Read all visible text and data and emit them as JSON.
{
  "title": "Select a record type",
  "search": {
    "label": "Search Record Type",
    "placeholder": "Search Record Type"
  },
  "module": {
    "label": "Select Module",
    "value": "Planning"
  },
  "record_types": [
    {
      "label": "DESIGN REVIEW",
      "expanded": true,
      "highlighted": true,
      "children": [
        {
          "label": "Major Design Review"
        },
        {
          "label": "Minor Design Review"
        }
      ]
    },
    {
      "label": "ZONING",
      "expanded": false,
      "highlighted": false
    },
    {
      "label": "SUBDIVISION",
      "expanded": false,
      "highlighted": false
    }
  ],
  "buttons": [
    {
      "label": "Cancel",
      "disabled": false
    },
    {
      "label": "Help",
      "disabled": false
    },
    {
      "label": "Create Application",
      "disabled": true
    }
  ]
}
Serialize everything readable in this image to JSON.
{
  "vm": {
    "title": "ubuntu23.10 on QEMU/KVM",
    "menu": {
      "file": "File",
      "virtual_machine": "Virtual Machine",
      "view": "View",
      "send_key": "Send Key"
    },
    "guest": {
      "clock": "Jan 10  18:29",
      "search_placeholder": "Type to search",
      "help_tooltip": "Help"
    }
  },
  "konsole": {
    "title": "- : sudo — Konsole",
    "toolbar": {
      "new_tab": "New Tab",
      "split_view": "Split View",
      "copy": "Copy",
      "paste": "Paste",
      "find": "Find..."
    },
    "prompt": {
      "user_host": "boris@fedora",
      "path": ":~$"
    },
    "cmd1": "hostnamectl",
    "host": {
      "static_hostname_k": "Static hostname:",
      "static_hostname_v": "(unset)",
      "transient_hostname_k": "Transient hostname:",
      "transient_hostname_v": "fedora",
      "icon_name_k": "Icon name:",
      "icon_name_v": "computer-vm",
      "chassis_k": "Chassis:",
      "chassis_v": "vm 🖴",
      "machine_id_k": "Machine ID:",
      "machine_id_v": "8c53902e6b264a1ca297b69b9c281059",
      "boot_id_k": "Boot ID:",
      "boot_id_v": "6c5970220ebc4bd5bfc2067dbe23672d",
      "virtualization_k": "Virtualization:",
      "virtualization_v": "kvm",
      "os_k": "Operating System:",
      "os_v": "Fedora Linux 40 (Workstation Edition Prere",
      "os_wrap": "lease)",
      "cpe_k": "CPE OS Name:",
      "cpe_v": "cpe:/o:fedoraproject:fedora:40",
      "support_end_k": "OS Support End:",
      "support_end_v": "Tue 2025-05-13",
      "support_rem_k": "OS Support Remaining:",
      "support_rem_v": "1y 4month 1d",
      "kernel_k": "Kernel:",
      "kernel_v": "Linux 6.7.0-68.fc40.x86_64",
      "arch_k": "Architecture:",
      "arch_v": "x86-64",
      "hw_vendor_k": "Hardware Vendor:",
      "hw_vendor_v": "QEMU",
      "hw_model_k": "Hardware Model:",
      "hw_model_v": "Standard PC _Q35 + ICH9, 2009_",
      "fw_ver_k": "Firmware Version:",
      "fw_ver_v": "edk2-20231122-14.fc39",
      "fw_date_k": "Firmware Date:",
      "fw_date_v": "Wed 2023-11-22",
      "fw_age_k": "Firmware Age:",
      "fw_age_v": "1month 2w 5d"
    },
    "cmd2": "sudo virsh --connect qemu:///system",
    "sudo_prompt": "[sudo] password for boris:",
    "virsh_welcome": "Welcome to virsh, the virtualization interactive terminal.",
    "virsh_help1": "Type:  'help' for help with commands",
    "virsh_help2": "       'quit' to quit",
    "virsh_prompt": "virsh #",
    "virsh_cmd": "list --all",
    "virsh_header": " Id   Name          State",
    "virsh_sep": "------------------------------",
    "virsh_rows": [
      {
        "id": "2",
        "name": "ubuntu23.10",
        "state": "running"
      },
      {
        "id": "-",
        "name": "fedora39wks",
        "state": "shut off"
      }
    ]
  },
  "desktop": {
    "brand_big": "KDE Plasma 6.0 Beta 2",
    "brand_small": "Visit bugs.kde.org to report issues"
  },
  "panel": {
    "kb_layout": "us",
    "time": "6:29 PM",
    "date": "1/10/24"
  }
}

== Exercise objective ==
Retype the data in full and match it exactly.

== The solution ==
Read all visible text and data and emit them as JSON.
{
  "title": "Select a record type",
  "search": {
    "label": "Search Record Type",
    "placeholder": "Search Record Type"
  },
  "module": {
    "label": "Select Module",
    "value": "Planning"
  },
  "record_types": [
    {
      "label": "DESIGN REVIEW",
      "expanded": true,
      "highlighted": true,
      "children": [
        {
          "label": "Major Design Review"
        },
        {
          "label": "Minor Design Review"
        }
      ]
    },
    {
      "label": "ZONING",
      "expanded": false,
      "highlighted": false
    },
    {
      "label": "SUBDIVISION",
      "expanded": false,
      "highlighted": false
    }
  ],
  "buttons": [
    {
      "label": "Cancel",
      "disabled": false
    },
    {
      "label": "Help",
      "disabled": false
    },
    {
      "label": "Create Application",
      "disabled": true
    }
  ]
}
Serialize everything readable in this image to JSON.
{
  "vm": {
    "title": "ubuntu23.10 on QEMU/KVM",
    "menu": {
      "file": "File",
      "virtual_machine": "Virtual Machine",
      "view": "View",
      "send_key": "Send Key"
    },
    "guest": {
      "clock": "Jan 10  18:29",
      "search_placeholder": "Type to search",
      "help_tooltip": "Help"
    }
  },
  "konsole": {
    "title": "- : sudo — Konsole",
    "toolbar": {
      "new_tab": "New Tab",
      "split_view": "Split View",
      "copy": "Copy",
      "paste": "Paste",
      "find": "Find..."
    },
    "prompt": {
      "user_host": "boris@fedora",
      "path": ":~$"
    },
    "cmd1": "hostnamectl",
    "host": {
      "static_hostname_k": "Static hostname:",
      "static_hostname_v": "(unset)",
      "transient_hostname_k": "Transient hostname:",
      "transient_hostname_v": "fedora",
      "icon_name_k": "Icon name:",
      "icon_name_v": "computer-vm",
      "chassis_k": "Chassis:",
      "chassis_v": "vm 🖴",
      "machine_id_k": "Machine ID:",
      "machine_id_v": "8c53902e6b264a1ca297b69b9c281059",
      "boot_id_k": "Boot ID:",
      "boot_id_v": "6c5970220ebc4bd5bfc2067dbe23672d",
      "virtualization_k": "Virtualization:",
      "virtualization_v": "kvm",
      "os_k": "Operating System:",
      "os_v": "Fedora Linux 40 (Workstation Edition Prere",
      "os_wrap": "lease)",
      "cpe_k": "CPE OS Name:",
      "cpe_v": "cpe:/o:fedoraproject:fedora:40",
      "support_end_k": "OS Support End:",
      "support_end_v": "Tue 2025-05-13",
      "support_rem_k": "OS Support Remaining:",
      "support_rem_v": "1y 4month 1d",
      "kernel_k": "Kernel:",
      "kernel_v": "Linux 6.7.0-68.fc40.x86_64",
      "arch_k": "Architecture:",
      "arch_v": "x86-64",
      "hw_vendor_k": "Hardware Vendor:",
      "hw_vendor_v": "QEMU",
      "hw_model_k": "Hardware Model:",
      "hw_model_v": "Standard PC _Q35 + ICH9, 2009_",
      "fw_ver_k": "Firmware Version:",
      "fw_ver_v": "edk2-20231122-14.fc39",
      "fw_date_k": "Firmware Date:",
      "fw_date_v": "Wed 2023-11-22",
      "fw_age_k": "Firmware Age:",
      "fw_age_v": "1month 2w 5d"
    },
    "cmd2": "sudo virsh --connect qemu:///system",
    "sudo_prompt": "[sudo] password for boris:",
    "virsh_welcome": "Welcome to virsh, the virtualization interactive terminal.",
    "virsh_help1": "Type:  'help' for help with commands",
    "virsh_help2": "       'quit' to quit",
    "virsh_prompt": "virsh #",
    "virsh_cmd": "list --all",
    "virsh_header": " Id   Name          State",
    "virsh_sep": "------------------------------",
    "virsh_rows": [
      {
        "id": "2",
        "name": "ubuntu23.10",
        "state": "running"
      },
      {
        "id": "-",
        "name": "fedora39wks",
        "state": "shut off"
      }
    ]
  },
  "desktop": {
    "brand_big": "KDE Plasma 6.0 Beta 2",
    "brand_small": "Visit bugs.kde.org to report issues"
  },
  "panel": {
    "kb_layout": "us",
    "time": "6:29 PM",
    "date": "1/10/24"
  }
}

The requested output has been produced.